WHAT IS REQUIRED
Write out all the entries word for word, but skip any images.
## BEGIN RAW RECORDS
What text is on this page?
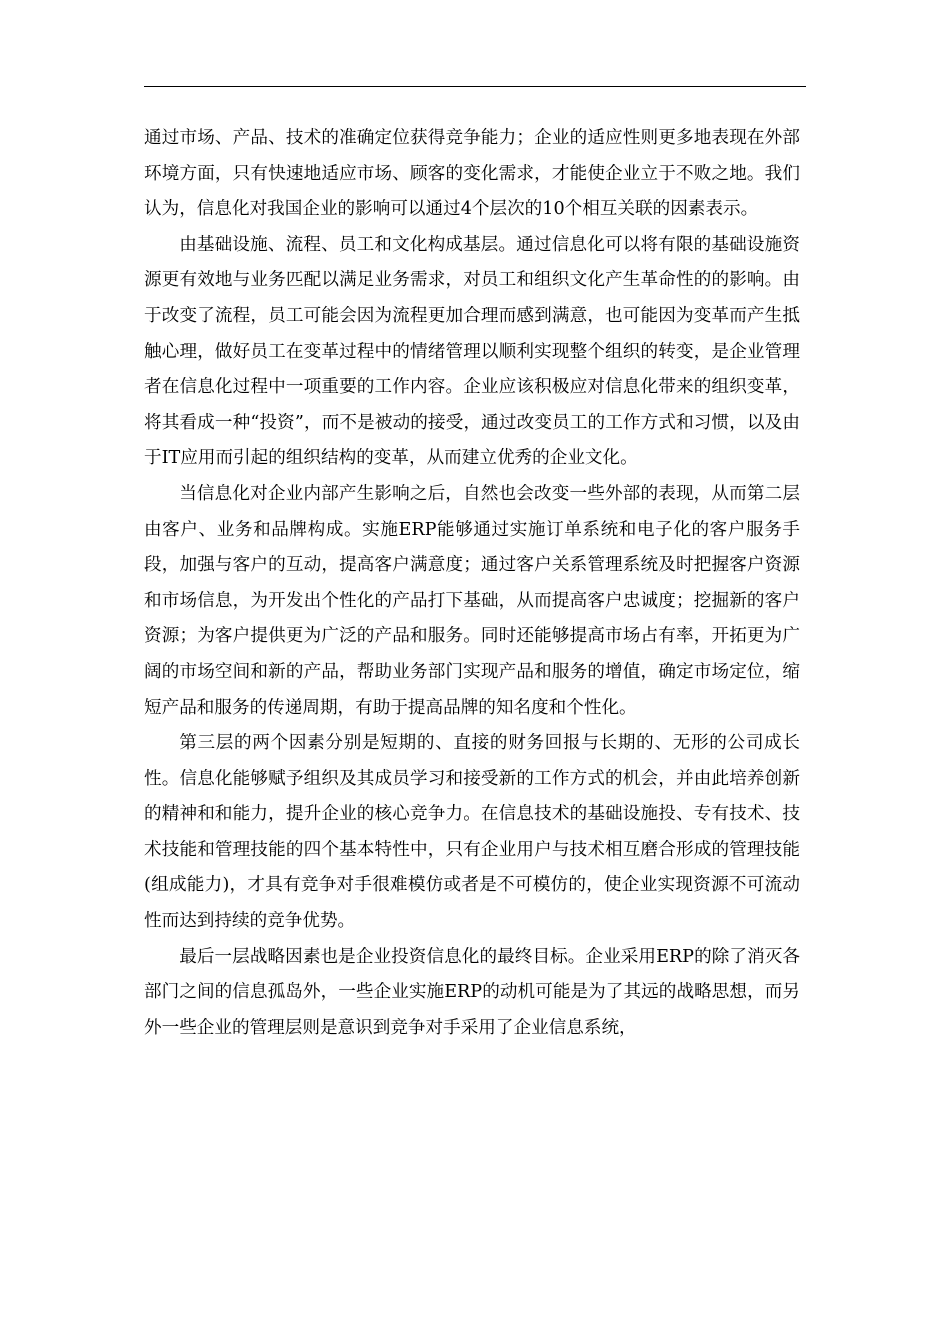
通过市场、产品、技术的准确定位获得竞争能力；企业的适应性则更多地表现在外部环境方面，只有快速地适应市场、顾客的变化需求，才能使企业立于不败之地。我们认为，信息化对我国企业的影响可以通过4个层次的10个相互关联的因素表示。

由基础设施、流程、员工和文化构成基层。通过信息化可以将有限的基础设施资源更有效地与业务匹配以满足业务需求，对员工和组织文化产生革命性的的影响。由于改变了流程，员工可能会因为流程更加合理而感到满意，也可能因为变革而产生抵触心理，做好员工在变革过程中的情绪管理以顺利实现整个组织的转变，是企业管理者在信息化过程中一项重要的工作内容。企业应该积极应对信息化带来的组织变革，将其看成一种“投资”，而不是被动的接受，通过改变员工的工作方式和习惯，以及由于IT应用而引起的组织结构的变革，从而建立优秀的企业文化。

当信息化对企业内部产生影响之后，自然也会改变一些外部的表现，从而第二层由客户、业务和品牌构成。实施ERP能够通过实施订单系统和电子化的客户服务手段，加强与客户的互动，提高客户满意度；通过客户关系管理系统及时把握客户资源和市场信息，为开发出个性化的产品打下基础，从而提高客户忠诚度；挖掘新的客户资源；为客户提供更为广泛的产品和服务。同时还能够提高市场占有率，开拓更为广阔的市场空间和新的产品，帮助业务部门实现产品和服务的增值，确定市场定位，缩短产品和服务的传递周期，有助于提高品牌的知名度和个性化。

第三层的两个因素分别是短期的、直接的财务回报与长期的、无形的公司成长性。信息化能够赋予组织及其成员学习和接受新的工作方式的机会，并由此培养创新的精神和和能力，提升企业的核心竞争力。在信息技术的基础设施投、专有技术、技术技能和管理技能的四个基本特性中，只有企业用户与技术相互磨合形成的管理技能(组成能力)，才具有竞争对手很难模仿或者是不可模仿的，使企业实现资源不可流动性而达到持续的竞争优势。

最后一层战略因素也是企业投资信息化的最终目标。企业采用ERP的除了消灭各部门之间的信息孤岛外，一些企业实施ERP的动机可能是为了其远的战略思想，而另外一些企业的管理层则是意识到竞争对手采用了企业信息系统，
## END RAW RECORDS
TASK RESULT
What text is on this page?
通过市场、产品、技术的准确定位获得竞争能力；企业的适应性则更多地表现在外部环境方面，只有快速地适应市场、顾客的变化需求，才能使企业立于不败之地。我们认为，信息化对我国企业的影响可以通过4个层次的10个相互关联的因素表示。

由基础设施、流程、员工和文化构成基层。通过信息化可以将有限的基础设施资源更有效地与业务匹配以满足业务需求，对员工和组织文化产生革命性的的影响。由于改变了流程，员工可能会因为流程更加合理而感到满意，也可能因为变革而产生抵触心理，做好员工在变革过程中的情绪管理以顺利实现整个组织的转变，是企业管理者在信息化过程中一项重要的工作内容。企业应该积极应对信息化带来的组织变革，将其看成一种“投资”，而不是被动的接受，通过改变员工的工作方式和习惯，以及由于IT应用而引起的组织结构的变革，从而建立优秀的企业文化。

当信息化对企业内部产生影响之后，自然也会改变一些外部的表现，从而第二层由客户、业务和品牌构成。实施ERP能够通过实施订单系统和电子化的客户服务手段，加强与客户的互动，提高客户满意度；通过客户关系管理系统及时把握客户资源和市场信息，为开发出个性化的产品打下基础，从而提高客户忠诚度；挖掘新的客户资源；为客户提供更为广泛的产品和服务。同时还能够提高市场占有率，开拓更为广阔的市场空间和新的产品，帮助业务部门实现产品和服务的增值，确定市场定位，缩短产品和服务的传递周期，有助于提高品牌的知名度和个性化。

第三层的两个因素分别是短期的、直接的财务回报与长期的、无形的公司成长性。信息化能够赋予组织及其成员学习和接受新的工作方式的机会，并由此培养创新的精神和和能力，提升企业的核心竞争力。在信息技术的基础设施投、专有技术、技术技能和管理技能的四个基本特性中，只有企业用户与技术相互磨合形成的管理技能(组成能力)，才具有竞争对手很难模仿或者是不可模仿的，使企业实现资源不可流动性而达到持续的竞争优势。

最后一层战略因素也是企业投资信息化的最终目标。企业采用ERP的除了消灭各部门之间的信息孤岛外，一些企业实施ERP的动机可能是为了其远的战略思想，而另外一些企业的管理层则是意识到竞争对手采用了企业信息系统，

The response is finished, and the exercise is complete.